◆ Problem statement ◆
Your task is to print every entry below exactly as given.

## begin Exercise data

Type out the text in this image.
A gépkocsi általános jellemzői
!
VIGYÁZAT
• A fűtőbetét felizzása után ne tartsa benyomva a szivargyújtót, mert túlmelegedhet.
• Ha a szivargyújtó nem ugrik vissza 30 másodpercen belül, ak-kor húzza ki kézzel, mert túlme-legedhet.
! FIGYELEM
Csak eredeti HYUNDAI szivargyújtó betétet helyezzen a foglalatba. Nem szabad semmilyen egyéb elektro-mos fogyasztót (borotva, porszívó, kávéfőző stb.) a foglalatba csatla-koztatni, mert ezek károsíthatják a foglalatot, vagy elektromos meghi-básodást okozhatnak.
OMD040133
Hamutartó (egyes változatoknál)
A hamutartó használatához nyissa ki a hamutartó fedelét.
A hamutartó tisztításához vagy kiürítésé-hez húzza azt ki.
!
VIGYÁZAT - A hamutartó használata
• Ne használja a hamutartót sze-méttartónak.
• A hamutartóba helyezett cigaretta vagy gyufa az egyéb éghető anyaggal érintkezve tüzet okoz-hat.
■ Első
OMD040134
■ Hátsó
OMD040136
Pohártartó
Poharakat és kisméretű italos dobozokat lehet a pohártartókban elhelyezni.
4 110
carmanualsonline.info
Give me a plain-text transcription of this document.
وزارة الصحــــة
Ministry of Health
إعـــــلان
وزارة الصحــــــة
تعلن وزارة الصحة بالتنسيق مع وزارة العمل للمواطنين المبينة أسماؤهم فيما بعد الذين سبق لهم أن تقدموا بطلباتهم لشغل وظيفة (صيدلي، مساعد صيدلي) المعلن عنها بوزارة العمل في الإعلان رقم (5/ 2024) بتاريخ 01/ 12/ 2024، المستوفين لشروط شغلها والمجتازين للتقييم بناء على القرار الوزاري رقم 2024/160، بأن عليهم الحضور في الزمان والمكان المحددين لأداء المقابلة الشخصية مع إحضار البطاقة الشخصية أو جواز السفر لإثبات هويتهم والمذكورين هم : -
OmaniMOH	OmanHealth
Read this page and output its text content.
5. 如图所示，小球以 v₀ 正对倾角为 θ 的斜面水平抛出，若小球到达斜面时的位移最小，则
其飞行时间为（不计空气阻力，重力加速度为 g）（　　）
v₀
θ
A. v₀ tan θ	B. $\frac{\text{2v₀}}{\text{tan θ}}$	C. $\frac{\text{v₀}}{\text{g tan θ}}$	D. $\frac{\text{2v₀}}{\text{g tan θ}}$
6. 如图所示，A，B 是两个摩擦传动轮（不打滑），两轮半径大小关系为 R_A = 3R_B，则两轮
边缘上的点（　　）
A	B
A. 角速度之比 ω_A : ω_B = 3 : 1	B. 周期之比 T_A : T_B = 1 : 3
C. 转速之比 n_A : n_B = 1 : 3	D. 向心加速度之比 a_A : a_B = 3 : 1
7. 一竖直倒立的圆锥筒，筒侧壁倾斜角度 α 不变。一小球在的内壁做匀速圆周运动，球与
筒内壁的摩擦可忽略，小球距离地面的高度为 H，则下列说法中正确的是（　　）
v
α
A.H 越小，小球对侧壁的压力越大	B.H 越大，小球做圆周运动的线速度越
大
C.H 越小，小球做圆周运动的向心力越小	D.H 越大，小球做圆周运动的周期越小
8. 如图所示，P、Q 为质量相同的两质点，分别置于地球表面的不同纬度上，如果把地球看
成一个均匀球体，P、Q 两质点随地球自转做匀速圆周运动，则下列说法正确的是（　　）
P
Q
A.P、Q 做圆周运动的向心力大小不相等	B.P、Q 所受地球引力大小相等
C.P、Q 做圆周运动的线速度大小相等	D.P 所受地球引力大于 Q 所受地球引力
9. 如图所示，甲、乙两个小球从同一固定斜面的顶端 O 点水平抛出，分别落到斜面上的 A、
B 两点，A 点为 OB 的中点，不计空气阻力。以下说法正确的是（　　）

## end Exercise data

◆ Reply ◆
Type out the text in this image.
A gépkocsi általános jellemzői
!
VIGYÁZAT
• A fűtőbetét felizzása után ne tartsa benyomva a szivargyújtót, mert túlmelegedhet.
• Ha a szivargyújtó nem ugrik vissza 30 másodpercen belül, ak-kor húzza ki kézzel, mert túlme-legedhet.
! FIGYELEM
Csak eredeti HYUNDAI szivargyújtó betétet helyezzen a foglalatba. Nem szabad semmilyen egyéb elektro-mos fogyasztót (borotva, porszívó, kávéfőző stb.) a foglalatba csatla-koztatni, mert ezek károsíthatják a foglalatot, vagy elektromos meghi-básodást okozhatnak.
OMD040133
Hamutartó (egyes változatoknál)
A hamutartó használatához nyissa ki a hamutartó fedelét.
A hamutartó tisztításához vagy kiürítésé-hez húzza azt ki.
!
VIGYÁZAT - A hamutartó használata
• Ne használja a hamutartót sze-méttartónak.
• A hamutartóba helyezett cigaretta vagy gyufa az egyéb éghető anyaggal érintkezve tüzet okoz-hat.
■ Első
OMD040134
■ Hátsó
OMD040136
Pohártartó
Poharakat és kisméretű italos dobozokat lehet a pohártartókban elhelyezni.
4 110
carmanualsonline.info
Give me a plain-text transcription of this document.
وزارة الصحــــة
Ministry of Health
إعـــــلان
وزارة الصحــــــة
تعلن وزارة الصحة بالتنسيق مع وزارة العمل للمواطنين المبينة أسماؤهم فيما بعد الذين سبق لهم أن تقدموا بطلباتهم لشغل وظيفة (صيدلي، مساعد صيدلي) المعلن عنها بوزارة العمل في الإعلان رقم (5/ 2024) بتاريخ 01/ 12/ 2024، المستوفين لشروط شغلها والمجتازين للتقييم بناء على القرار الوزاري رقم 2024/160، بأن عليهم الحضور في الزمان والمكان المحددين لأداء المقابلة الشخصية مع إحضار البطاقة الشخصية أو جواز السفر لإثبات هويتهم والمذكورين هم : -
OmaniMOH	OmanHealth
Read this page and output its text content.
5. 如图所示，小球以 v₀ 正对倾角为 θ 的斜面水平抛出，若小球到达斜面时的位移最小，则
其飞行时间为（不计空气阻力，重力加速度为 g）（　　）
v₀
θ
A. v₀ tan θ	B. $\frac{\text{2v₀}}{\text{tan θ}}$	C. $\frac{\text{v₀}}{\text{g tan θ}}$	D. $\frac{\text{2v₀}}{\text{g tan θ}}$
6. 如图所示，A，B 是两个摩擦传动轮（不打滑），两轮半径大小关系为 R_A = 3R_B，则两轮
边缘上的点（　　）
A	B
A. 角速度之比 ω_A : ω_B = 3 : 1	B. 周期之比 T_A : T_B = 1 : 3
C. 转速之比 n_A : n_B = 1 : 3	D. 向心加速度之比 a_A : a_B = 3 : 1
7. 一竖直倒立的圆锥筒，筒侧壁倾斜角度 α 不变。一小球在的内壁做匀速圆周运动，球与
筒内壁的摩擦可忽略，小球距离地面的高度为 H，则下列说法中正确的是（　　）
v
α
A.H 越小，小球对侧壁的压力越大	B.H 越大，小球做圆周运动的线速度越
大
C.H 越小，小球做圆周运动的向心力越小	D.H 越大，小球做圆周运动的周期越小
8. 如图所示，P、Q 为质量相同的两质点，分别置于地球表面的不同纬度上，如果把地球看
成一个均匀球体，P、Q 两质点随地球自转做匀速圆周运动，则下列说法正确的是（　　）
P
Q
A.P、Q 做圆周运动的向心力大小不相等	B.P、Q 所受地球引力大小相等
C.P、Q 做圆周运动的线速度大小相等	D.P 所受地球引力大于 Q 所受地球引力
9. 如图所示，甲、乙两个小球从同一固定斜面的顶端 O 点水平抛出，分别落到斜面上的 A、
B 两点，A 点为 OB 的中点，不计空气阻力。以下说法正确的是（　　）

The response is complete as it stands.